Instructions:
[a] From the passage about the Section 6 declaration, transcribe the text between "31. In the present" and "2014 has lapsed.", inclusive.
[b] In the passage about the Section 6 declaration, why does the 1st Explanation not suggest that the declaration made on 22 July 2014 has lapsed?

31. In the present case, as noted above, at the instance of
the Petitioners, by order dated 21 October 2013, in Writ
Petition No.9632 of 2013, the Respondents were restrained
from dispossessing the Petitioners or taking over the
possession of the Petitioners’ properties pursuant to Section 4
notification dated 22 May 2013. According to the Petitioners’
own case, this restraint continued for four weeks after this
Court disposed of Writ Petition No.9632 of 2013 on 27
February 2017. Further, this restraint on taking over
possession was continued in this Petition vide order dated 23
March 2017. This restraint continues to date. Accordingly, the
1st Explanation referred to above does not suggest that the
Section 6 declaration made on 22 July 2014 has lapsed.

(Spatial annotation entries)
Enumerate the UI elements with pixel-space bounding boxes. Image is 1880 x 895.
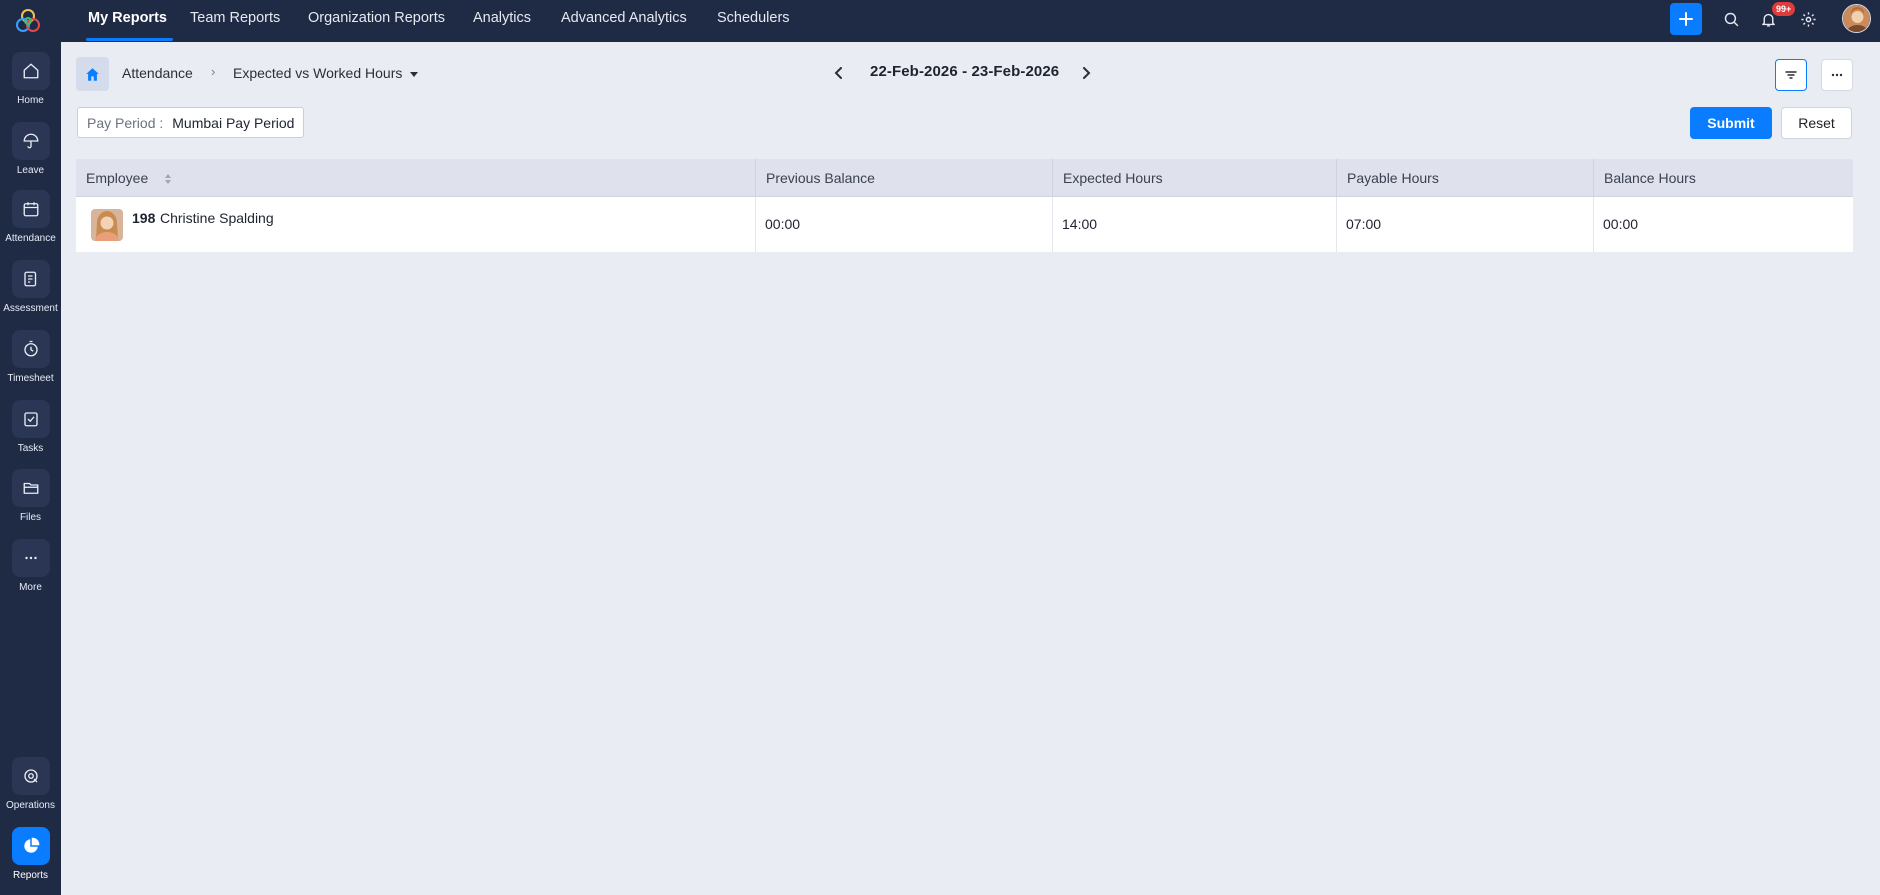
- calendar-icon: [23, 202, 38, 217]
- tab-team-reports[interactable]: Team Reports: [190, 0, 280, 42]
- sidebar-item-assessment[interactable]: Assessment: [0, 260, 61, 326]
- filter-icon: [1785, 71, 1797, 79]
- search-icon: [1724, 12, 1738, 26]
- more-icon: [24, 556, 37, 560]
- chevron-right-icon: [1083, 67, 1091, 79]
- payable-hours-cell: 07:00: [1337, 197, 1594, 252]
- sidebar-item-label: Files: [19, 512, 42, 523]
- chevron-left-icon: [834, 67, 842, 79]
- tasks-icon: [23, 412, 38, 427]
- sidebar-item-label: Assessment: [3, 303, 58, 314]
- add-button[interactable]: [1670, 3, 1702, 35]
- breadcrumb-module[interactable]: Attendance: [122, 65, 193, 81]
- sidebar-item-label: Home: [17, 95, 44, 106]
- employee-name[interactable]: Christine Spalding: [160, 209, 274, 227]
- previous-balance-cell: 00:00: [756, 197, 1053, 252]
- search-button[interactable]: [1720, 8, 1742, 30]
- tab-my-reports[interactable]: My Reports: [86, 0, 173, 42]
- employee-cell: 198 Christine Spalding: [76, 197, 756, 252]
- sidebar-item-attendance[interactable]: Attendance: [0, 190, 61, 256]
- home-button[interactable]: [76, 57, 109, 91]
- notification-badge: 99+: [1772, 2, 1796, 16]
- column-header-balance-hours: Balance Hours: [1604, 170, 1696, 186]
- folder-icon: [23, 482, 38, 494]
- plus-icon: [1679, 12, 1693, 26]
- sidebar-item-label: Operations: [6, 800, 55, 811]
- report-selector[interactable]: Expected vs Worked Hours: [233, 65, 419, 81]
- breadcrumb-chevron-icon: ›: [211, 64, 216, 79]
- settings-button[interactable]: [1797, 8, 1819, 30]
- assessment-icon: [23, 271, 36, 287]
- previous-date-button[interactable]: [830, 64, 848, 82]
- sidebar-item-home[interactable]: Home: [0, 52, 61, 118]
- reset-button[interactable]: Reset: [1781, 107, 1852, 139]
- sidebar-item-label: Attendance: [5, 233, 56, 244]
- sidebar-item-leave[interactable]: Leave: [0, 122, 61, 188]
- report-selector-label: Expected vs Worked Hours: [233, 65, 403, 81]
- sidebar-item-operations[interactable]: Operations: [0, 757, 61, 823]
- umbrella-icon: [23, 133, 38, 149]
- tab-organization-reports[interactable]: Organization Reports: [308, 0, 445, 42]
- sort-icon: [165, 174, 172, 185]
- sidebar-item-label: Tasks: [17, 443, 44, 454]
- next-date-button[interactable]: [1077, 64, 1095, 82]
- top-navigation-bar: My Reports Team Reports Organization Rep…: [61, 0, 1880, 42]
- home-icon: [86, 67, 99, 81]
- expected-hours-cell: 14:00: [1053, 197, 1337, 252]
- column-header-previous-balance: Previous Balance: [756, 159, 1053, 197]
- filter-button[interactable]: [1775, 59, 1807, 91]
- sidebar-item-label: Leave: [16, 165, 45, 176]
- column-header-payable-hours: Payable Hours: [1337, 159, 1594, 197]
- tab-advanced-analytics[interactable]: Advanced Analytics: [561, 0, 687, 42]
- tab-analytics[interactable]: Analytics: [473, 0, 531, 42]
- sidebar: Home Leave Attendance Assessment Timeshe…: [0, 0, 61, 895]
- column-header-expected-hours: Expected Hours: [1053, 159, 1337, 197]
- pay-period-selector[interactable]: Pay Period : Mumbai Pay Period: [77, 107, 305, 138]
- sidebar-item-more[interactable]: More: [0, 539, 61, 605]
- user-avatar[interactable]: [1842, 4, 1871, 33]
- sidebar-item-reports[interactable]: Reports: [0, 827, 61, 893]
- more-options-button[interactable]: [1821, 59, 1853, 91]
- sidebar-item-timesheet[interactable]: Timesheet: [0, 330, 61, 396]
- sidebar-item-label: More: [19, 582, 42, 593]
- operations-icon: [23, 769, 38, 783]
- column-header-employee[interactable]: Employee: [76, 159, 756, 197]
- sidebar-item-files[interactable]: Files: [0, 469, 61, 535]
- caret-down-icon: [410, 71, 419, 77]
- employee-id: 198: [132, 210, 156, 226]
- sidebar-item-tasks[interactable]: Tasks: [0, 400, 61, 466]
- sidebar-item-label: Reports: [12, 870, 48, 881]
- date-range-label: 22-Feb-2026 - 23-Feb-2026: [870, 63, 1060, 80]
- employee-photo-icon: [91, 209, 123, 241]
- pay-period-label: Pay Period :: [87, 114, 164, 131]
- column-header-label: Employee: [86, 170, 149, 186]
- home-icon: [23, 63, 38, 79]
- more-icon: [1831, 73, 1843, 77]
- balance-hours-cell: 00:00: [1603, 216, 1639, 232]
- submit-button[interactable]: Submit: [1690, 107, 1772, 139]
- pay-period-value: Mumbai Pay Period: [172, 114, 295, 131]
- timer-icon: [23, 340, 38, 357]
- app-logo-icon: [16, 9, 40, 32]
- report-table: Employee Previous Balance Expected Hours…: [76, 159, 1853, 252]
- pie-chart-icon: [23, 837, 39, 853]
- sidebar-item-label: Timesheet: [7, 373, 54, 384]
- table-header: Employee Previous Balance Expected Hours…: [76, 159, 1853, 197]
- table-row: 198 Christine Spalding 00:00 14:00 07:00…: [76, 197, 1853, 252]
- gear-icon: [1800, 11, 1816, 27]
- tab-schedulers[interactable]: Schedulers: [717, 0, 790, 42]
- employee-avatar: [91, 209, 123, 241]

Complete answers:
[a]
31. In the present case, as noted above, at the instance of
the Petitioners, by order dated 21 October 2013, in Writ
Petition No.9632 of 2013, the Respondents were restrained
from dispossessing the Petitioners or taking over the
possession of the Petitioners’ properties pursuant to Section 4
notification dated 22 May 2013. According to the Petitioners’
own case, this restraint continued for four weeks after this
Court disposed of Writ Petition No.9632 of 2013 on 27
February 2017. Further, this restraint on taking over
possession was continued in this Petition vide order dated 23
March 2017. This restraint continues to date. Accordingly, the
1st Explanation referred to above does not suggest that the
Section 6 declaration made on 22 July 2014 has lapsed.

[b] The Respondents have been restrained from taking over possession of the Petitioners' properties without a break. The order of 21 October 2013 imposed the restraint, and it lasted four weeks after Writ Petition No.9632 of 2013 was disposed of on 27 February 2017. The order of 23 March 2017 in this Petition then continued it, and it continues to date.